Request:
List all lines of the data that include the string "from".
:: Data listing ::
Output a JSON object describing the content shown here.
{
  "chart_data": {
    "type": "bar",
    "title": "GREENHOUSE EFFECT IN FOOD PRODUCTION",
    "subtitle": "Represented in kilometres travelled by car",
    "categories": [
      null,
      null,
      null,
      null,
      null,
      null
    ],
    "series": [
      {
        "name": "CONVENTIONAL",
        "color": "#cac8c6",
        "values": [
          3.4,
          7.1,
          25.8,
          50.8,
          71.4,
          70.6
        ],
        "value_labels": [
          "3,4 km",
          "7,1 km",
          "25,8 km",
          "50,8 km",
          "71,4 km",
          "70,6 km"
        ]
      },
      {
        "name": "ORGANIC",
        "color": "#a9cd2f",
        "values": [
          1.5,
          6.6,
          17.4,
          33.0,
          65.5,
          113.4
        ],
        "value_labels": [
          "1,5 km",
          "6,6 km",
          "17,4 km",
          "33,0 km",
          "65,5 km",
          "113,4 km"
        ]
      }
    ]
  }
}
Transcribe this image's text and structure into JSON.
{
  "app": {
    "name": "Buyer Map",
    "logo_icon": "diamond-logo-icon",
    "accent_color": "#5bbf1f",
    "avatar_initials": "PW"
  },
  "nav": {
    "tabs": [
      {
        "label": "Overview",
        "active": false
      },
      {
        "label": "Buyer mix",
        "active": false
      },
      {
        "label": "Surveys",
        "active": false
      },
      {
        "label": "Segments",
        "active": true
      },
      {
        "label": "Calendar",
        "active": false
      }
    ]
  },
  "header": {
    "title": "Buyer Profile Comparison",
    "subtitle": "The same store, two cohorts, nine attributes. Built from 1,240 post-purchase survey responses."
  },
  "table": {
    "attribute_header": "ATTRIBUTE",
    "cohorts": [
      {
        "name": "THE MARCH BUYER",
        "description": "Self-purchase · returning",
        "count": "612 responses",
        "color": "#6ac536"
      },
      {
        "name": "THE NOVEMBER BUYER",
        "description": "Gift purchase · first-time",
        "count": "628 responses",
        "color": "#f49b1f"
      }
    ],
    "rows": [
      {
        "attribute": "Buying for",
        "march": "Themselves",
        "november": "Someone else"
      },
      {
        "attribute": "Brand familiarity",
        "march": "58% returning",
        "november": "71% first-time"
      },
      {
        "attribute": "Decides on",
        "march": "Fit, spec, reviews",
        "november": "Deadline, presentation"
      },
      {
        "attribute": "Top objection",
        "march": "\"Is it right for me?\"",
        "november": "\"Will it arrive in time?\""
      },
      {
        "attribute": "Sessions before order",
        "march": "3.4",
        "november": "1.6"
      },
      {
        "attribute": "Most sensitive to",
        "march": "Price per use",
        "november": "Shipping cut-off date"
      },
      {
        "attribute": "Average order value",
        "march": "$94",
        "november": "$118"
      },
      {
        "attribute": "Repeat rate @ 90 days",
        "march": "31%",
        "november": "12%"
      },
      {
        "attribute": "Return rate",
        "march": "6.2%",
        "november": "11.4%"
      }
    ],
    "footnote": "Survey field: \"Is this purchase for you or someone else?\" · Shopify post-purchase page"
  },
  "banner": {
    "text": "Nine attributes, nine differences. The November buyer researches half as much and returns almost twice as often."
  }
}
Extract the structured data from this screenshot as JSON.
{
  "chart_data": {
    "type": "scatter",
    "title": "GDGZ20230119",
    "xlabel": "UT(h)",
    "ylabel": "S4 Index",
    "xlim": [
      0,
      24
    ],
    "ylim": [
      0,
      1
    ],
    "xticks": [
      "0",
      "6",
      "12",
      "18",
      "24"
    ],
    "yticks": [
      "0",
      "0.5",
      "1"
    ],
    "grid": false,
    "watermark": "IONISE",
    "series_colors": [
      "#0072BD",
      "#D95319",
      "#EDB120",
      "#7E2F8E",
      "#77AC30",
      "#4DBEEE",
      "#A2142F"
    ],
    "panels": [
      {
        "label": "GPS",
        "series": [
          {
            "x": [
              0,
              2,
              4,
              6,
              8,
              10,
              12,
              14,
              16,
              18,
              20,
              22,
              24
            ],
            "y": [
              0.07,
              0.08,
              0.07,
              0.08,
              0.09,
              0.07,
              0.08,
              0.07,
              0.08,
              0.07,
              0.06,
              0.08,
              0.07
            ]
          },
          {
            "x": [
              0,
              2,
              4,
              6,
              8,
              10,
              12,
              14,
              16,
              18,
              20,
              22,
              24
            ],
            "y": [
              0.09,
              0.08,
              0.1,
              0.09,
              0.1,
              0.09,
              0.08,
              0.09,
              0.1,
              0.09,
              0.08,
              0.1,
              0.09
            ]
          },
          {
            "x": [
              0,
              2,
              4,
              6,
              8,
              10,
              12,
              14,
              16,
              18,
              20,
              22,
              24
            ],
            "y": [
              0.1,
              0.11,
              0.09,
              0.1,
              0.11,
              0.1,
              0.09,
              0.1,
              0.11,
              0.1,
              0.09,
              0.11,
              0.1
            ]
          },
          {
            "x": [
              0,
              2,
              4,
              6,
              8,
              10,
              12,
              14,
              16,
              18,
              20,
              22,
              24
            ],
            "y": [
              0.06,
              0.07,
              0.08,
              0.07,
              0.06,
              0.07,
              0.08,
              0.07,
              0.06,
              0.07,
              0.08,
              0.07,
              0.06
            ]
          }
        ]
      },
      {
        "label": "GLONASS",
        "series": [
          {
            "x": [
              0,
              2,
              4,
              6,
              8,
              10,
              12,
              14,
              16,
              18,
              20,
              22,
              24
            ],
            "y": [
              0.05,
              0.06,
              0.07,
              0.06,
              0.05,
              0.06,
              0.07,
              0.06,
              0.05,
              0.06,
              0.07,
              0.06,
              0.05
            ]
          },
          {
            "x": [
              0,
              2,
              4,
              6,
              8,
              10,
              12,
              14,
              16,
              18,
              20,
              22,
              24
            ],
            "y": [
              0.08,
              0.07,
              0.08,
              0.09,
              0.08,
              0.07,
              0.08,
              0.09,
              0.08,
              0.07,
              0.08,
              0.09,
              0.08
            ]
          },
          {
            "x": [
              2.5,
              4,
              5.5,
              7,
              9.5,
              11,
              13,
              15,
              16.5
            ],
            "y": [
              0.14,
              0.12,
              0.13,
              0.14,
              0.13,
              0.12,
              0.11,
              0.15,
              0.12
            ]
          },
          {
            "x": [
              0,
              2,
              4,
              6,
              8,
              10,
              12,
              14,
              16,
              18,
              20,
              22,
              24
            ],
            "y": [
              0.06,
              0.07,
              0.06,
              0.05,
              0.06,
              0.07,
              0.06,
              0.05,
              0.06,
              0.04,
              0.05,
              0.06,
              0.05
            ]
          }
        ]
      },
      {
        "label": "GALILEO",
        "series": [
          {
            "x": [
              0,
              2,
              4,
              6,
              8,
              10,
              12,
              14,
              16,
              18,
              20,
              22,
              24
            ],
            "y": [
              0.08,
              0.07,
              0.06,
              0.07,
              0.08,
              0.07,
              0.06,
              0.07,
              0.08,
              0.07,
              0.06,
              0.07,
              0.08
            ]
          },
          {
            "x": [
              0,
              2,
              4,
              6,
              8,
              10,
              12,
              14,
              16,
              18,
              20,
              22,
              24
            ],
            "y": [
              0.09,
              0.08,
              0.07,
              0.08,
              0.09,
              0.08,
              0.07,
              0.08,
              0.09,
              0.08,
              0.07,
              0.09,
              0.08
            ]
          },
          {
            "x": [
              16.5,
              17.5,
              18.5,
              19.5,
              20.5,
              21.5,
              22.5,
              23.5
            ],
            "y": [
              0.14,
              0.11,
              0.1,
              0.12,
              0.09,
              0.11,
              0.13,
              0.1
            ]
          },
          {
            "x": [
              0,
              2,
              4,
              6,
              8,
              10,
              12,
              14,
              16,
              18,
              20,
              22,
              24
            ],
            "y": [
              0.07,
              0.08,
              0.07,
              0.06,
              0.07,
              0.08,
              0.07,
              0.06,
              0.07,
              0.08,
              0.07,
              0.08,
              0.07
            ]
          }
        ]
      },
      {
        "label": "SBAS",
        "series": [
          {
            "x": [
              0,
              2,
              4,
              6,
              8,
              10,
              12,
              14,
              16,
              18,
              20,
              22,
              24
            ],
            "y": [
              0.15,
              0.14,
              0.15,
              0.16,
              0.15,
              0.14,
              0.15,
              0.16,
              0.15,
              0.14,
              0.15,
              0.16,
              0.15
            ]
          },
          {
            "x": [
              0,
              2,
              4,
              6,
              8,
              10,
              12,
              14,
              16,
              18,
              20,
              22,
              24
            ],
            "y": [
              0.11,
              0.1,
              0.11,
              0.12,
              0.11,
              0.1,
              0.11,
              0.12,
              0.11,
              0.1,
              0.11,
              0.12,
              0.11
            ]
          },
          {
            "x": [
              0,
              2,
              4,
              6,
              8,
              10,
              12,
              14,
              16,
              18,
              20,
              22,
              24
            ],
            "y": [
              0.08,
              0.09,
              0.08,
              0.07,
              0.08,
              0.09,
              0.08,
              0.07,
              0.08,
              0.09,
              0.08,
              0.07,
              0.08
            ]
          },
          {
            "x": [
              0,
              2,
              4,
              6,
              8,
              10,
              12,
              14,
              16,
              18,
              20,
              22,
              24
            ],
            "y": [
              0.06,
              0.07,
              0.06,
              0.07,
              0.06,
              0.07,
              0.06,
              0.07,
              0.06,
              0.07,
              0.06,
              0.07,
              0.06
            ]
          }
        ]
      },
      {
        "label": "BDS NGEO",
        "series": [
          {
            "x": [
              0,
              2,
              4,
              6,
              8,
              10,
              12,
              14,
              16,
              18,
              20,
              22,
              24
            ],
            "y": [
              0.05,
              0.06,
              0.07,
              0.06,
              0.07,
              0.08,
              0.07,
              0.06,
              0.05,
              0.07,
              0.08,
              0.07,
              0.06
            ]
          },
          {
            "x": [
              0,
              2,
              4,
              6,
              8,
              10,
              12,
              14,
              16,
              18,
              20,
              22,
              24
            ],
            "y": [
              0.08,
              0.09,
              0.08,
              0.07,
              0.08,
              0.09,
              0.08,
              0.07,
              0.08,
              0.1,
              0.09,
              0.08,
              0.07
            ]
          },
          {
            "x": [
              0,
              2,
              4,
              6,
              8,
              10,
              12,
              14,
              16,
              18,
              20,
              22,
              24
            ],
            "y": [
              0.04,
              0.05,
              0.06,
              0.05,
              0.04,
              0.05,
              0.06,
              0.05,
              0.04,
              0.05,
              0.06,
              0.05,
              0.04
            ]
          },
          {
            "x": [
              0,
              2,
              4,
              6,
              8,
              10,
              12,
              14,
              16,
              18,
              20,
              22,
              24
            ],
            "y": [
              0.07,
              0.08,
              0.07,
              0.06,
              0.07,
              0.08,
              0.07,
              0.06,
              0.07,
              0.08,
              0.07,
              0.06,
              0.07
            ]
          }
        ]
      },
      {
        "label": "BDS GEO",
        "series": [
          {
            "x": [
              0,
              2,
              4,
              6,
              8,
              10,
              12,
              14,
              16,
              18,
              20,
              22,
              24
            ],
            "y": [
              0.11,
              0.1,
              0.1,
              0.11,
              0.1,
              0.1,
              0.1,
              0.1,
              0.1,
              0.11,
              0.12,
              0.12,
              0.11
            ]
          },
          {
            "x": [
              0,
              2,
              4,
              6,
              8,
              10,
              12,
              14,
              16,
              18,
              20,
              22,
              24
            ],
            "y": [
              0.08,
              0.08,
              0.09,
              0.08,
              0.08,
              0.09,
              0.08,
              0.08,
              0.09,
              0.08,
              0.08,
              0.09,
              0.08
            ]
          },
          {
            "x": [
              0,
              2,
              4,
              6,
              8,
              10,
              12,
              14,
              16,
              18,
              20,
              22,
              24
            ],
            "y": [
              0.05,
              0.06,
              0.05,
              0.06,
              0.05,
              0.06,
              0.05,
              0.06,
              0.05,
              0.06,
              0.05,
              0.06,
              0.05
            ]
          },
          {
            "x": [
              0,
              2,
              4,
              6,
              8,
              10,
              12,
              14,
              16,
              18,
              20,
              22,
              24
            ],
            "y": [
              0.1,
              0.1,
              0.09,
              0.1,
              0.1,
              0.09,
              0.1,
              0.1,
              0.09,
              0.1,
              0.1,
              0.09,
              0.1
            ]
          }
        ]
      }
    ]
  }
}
:::
Solution for this task:
    "subtitle": "The same store, two cohorts, nine attributes. Built from 1,240 post-purchase survey responses."
Extract the structured data from this screenshot as JSON.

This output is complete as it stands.